▸ Exercise prompt
Repeat the records below exactly, leaving out any pictures.

▸ Excerpted data

[Start]

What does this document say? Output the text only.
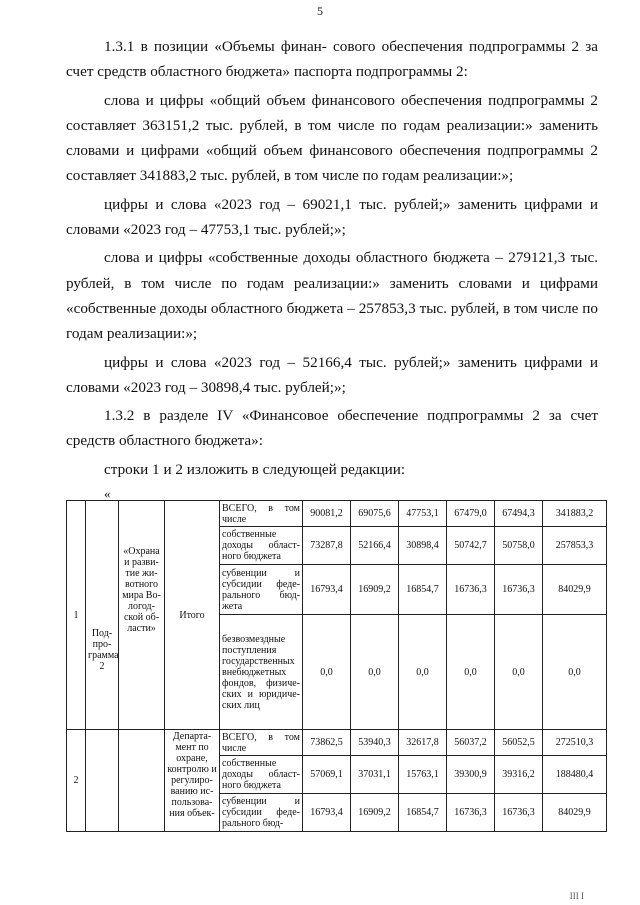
5

1.3.1 в позиции «Объемы финан- сового обеспечения подпрограммы 2 за счет средств областного бюджета» паспорта подпрограммы 2:

слова и цифры «общий объем финансового обеспечения подпрограммы 2 составляет 363151,2 тыс. рублей, в том числе по годам реализации:» заменить словами и цифрами «общий объем финансового обеспечения подпрограммы 2 составляет 341883,2 тыс. рублей, в том числе по годам реализации:»;

цифры и слова «2023 год – 69021,1 тыс. рублей;» заменить цифрами и словами «2023 год – 47753,1 тыс. рублей;»;

слова и цифры «собственные доходы областного бюджета – 279121,3 тыс. рублей, в том числе по годам реализации:» заменить словами и цифрами «собственные доходы областного бюджета – 257853,3 тыс. рублей, в том числе по годам реализации:»;

цифры и слова «2023 год – 52166,4 тыс. рублей;» заменить цифрами и словами «2023 год – 30898,4 тыс. рублей;»;

1.3.2 в разделе IV «Финансовое обеспечение подпрограммы 2 за счет средств областного бюджета»:

строки 1 и 2 изложить в следующей редакции:

«
1	Под- про- грамма 2	«Охрана и разви- тие жи- вотного мира Во- логод- ской об- ласти»	Итого	ВСЕГО, в том числе	90081,2	69075,6	47753,1	67479,0	67494,3	341883,2
				собственные доходы област- ного бюджета	73287,8	52166,4	30898,4	50742,7	50758,0	257853,3
				субвенции и субсидии феде- рального бюд- жета	16793,4	16909,2	16854,7	16736,3	16736,3	84029,9
				безвозмездные поступления государственных внебюджетных фондов, физиче- ских и юридиче- ских лиц	0,0	0,0	0,0	0,0	0,0	0,0
2			Департа- мент по охране, контролю и регулиро- ванию ис- пользова- ния объек-	ВСЕГО, в том числе	73862,5	53940,3	32617,8	56037,2	56052,5	272510,3
				собственные доходы област- ного бюджета	57069,1	37031,1	15763,1	39300,9	39316,2	188480,4
				субвенции и субсидии феде- рального бюд-	16793,4	16909,2	16854,7	16736,3	16736,3	84029,9
III I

[End]

▸ Reply
What does this document say? Output the text only.
5

1.3.1 в позиции «Объемы финан- сового обеспечения подпрограммы 2 за счет средств областного бюджета» паспорта подпрограммы 2:

слова и цифры «общий объем финансового обеспечения подпрограммы 2 составляет 363151,2 тыс. рублей, в том числе по годам реализации:» заменить словами и цифрами «общий объем финансового обеспечения подпрограммы 2 составляет 341883,2 тыс. рублей, в том числе по годам реализации:»;

цифры и слова «2023 год – 69021,1 тыс. рублей;» заменить цифрами и словами «2023 год – 47753,1 тыс. рублей;»;

слова и цифры «собственные доходы областного бюджета – 279121,3 тыс. рублей, в том числе по годам реализации:» заменить словами и цифрами «собственные доходы областного бюджета – 257853,3 тыс. рублей, в том числе по годам реализации:»;

цифры и слова «2023 год – 52166,4 тыс. рублей;» заменить цифрами и словами «2023 год – 30898,4 тыс. рублей;»;

1.3.2 в разделе IV «Финансовое обеспечение подпрограммы 2 за счет средств областного бюджета»:

строки 1 и 2 изложить в следующей редакции:

«
1	Под- про- грамма 2	«Охрана и разви- тие жи- вотного мира Во- логод- ской об- ласти»	Итого	ВСЕГО, в том числе	90081,2	69075,6	47753,1	67479,0	67494,3	341883,2
				собственные доходы област- ного бюджета	73287,8	52166,4	30898,4	50742,7	50758,0	257853,3
				субвенции и субсидии феде- рального бюд- жета	16793,4	16909,2	16854,7	16736,3	16736,3	84029,9
				безвозмездные поступления государственных внебюджетных фондов, физиче- ских и юридиче- ских лиц	0,0	0,0	0,0	0,0	0,0	0,0
2			Департа- мент по охране, контролю и регулиро- ванию ис- пользова- ния объек-	ВСЕГО, в том числе	73862,5	53940,3	32617,8	56037,2	56052,5	272510,3
				собственные доходы област- ного бюджета	57069,1	37031,1	15763,1	39300,9	39316,2	188480,4
				субвенции и субсидии феде- рального бюд-	16793,4	16909,2	16854,7	16736,3	16736,3	84029,9
III I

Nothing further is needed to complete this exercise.